-- START OF AVAILABLE RECORDS --

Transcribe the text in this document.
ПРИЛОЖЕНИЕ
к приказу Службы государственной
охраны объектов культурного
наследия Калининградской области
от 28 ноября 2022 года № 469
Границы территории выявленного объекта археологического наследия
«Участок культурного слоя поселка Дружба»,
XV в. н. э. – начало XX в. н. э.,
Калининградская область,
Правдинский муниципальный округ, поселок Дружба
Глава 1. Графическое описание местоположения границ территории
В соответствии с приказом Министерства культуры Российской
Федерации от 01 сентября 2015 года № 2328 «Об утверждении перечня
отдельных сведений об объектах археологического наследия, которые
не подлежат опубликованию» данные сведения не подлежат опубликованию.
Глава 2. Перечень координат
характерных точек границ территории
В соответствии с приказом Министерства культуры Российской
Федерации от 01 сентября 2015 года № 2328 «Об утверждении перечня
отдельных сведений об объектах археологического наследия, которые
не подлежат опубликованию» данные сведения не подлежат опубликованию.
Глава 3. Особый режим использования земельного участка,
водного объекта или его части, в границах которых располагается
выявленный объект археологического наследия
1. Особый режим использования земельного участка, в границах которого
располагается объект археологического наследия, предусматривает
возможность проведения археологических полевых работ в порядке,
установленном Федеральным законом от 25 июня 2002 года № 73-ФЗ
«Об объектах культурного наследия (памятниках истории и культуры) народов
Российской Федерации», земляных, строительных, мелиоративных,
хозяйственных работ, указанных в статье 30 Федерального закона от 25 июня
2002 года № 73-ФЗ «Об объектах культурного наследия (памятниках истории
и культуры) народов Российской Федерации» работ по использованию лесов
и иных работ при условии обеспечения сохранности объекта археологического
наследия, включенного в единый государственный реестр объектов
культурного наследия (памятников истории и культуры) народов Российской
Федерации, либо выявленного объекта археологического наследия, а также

-- END OF AVAILABLE RECORDS --
-- START OF AVAILABLE RECORDS --

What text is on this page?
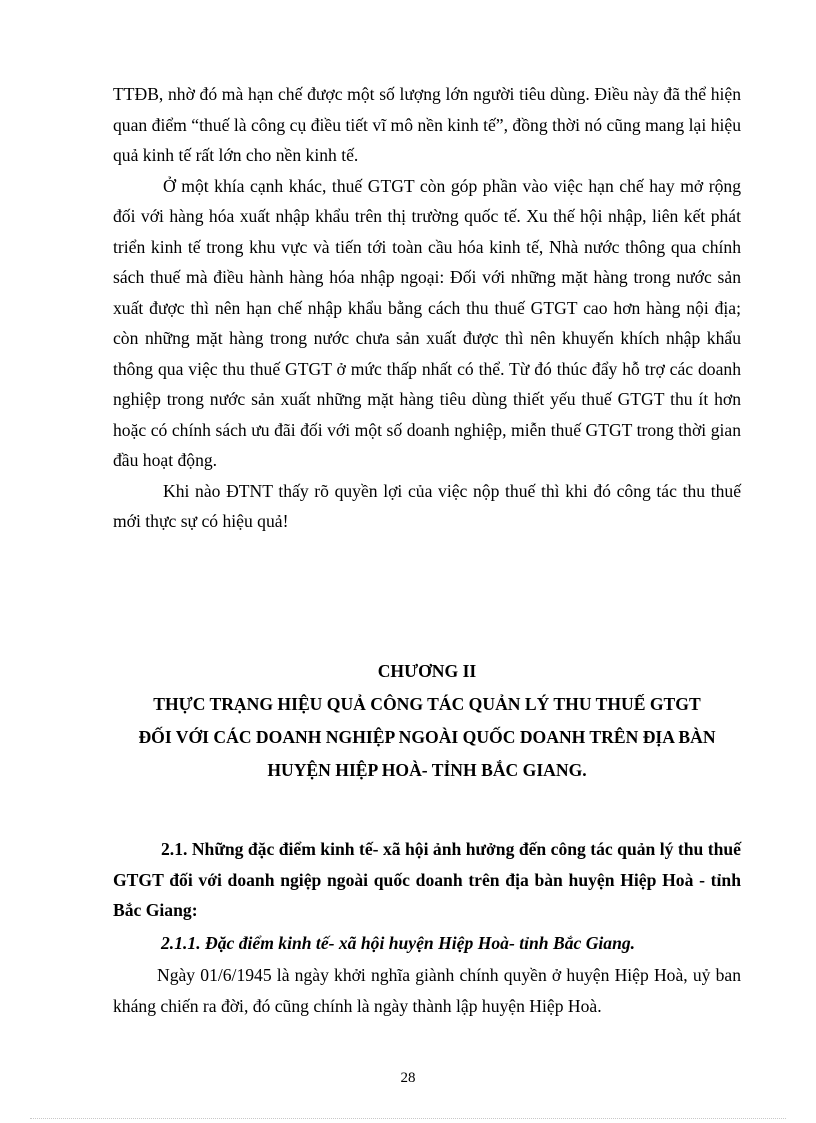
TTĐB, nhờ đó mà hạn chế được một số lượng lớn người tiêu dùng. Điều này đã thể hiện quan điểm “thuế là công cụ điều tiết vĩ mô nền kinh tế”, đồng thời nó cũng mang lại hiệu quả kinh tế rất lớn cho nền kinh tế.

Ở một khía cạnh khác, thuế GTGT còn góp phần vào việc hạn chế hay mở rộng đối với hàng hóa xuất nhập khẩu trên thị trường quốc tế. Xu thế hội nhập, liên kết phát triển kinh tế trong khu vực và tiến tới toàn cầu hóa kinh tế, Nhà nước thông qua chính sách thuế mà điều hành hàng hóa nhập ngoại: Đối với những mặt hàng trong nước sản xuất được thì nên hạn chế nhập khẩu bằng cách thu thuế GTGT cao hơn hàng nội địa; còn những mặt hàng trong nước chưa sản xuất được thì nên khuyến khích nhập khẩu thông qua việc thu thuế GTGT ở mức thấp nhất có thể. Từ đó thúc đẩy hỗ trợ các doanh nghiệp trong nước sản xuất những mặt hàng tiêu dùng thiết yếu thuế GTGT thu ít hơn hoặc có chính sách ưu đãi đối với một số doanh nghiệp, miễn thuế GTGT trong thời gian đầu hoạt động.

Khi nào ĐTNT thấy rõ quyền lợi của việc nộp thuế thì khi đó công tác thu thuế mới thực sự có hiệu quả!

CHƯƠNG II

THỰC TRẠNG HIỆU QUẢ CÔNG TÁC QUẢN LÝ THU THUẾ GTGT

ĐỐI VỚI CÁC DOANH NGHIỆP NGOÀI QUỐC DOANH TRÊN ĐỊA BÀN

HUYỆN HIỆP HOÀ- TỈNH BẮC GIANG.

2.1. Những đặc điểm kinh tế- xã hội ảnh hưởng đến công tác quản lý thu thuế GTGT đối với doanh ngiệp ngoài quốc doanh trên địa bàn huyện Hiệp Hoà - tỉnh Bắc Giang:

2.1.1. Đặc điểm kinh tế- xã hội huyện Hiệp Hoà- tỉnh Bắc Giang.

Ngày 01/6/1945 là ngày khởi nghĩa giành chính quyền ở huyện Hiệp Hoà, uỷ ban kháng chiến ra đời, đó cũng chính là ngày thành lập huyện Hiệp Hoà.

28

-- END OF AVAILABLE RECORDS --

OBJECTIVE =>
In the entries above, locate every line with the word "границах" and copy it.

RESULT FOR THIS EXERCISE =>
водного объекта или его части, в границах которых располагается
1. Особый режим использования земельного участка, в границах которого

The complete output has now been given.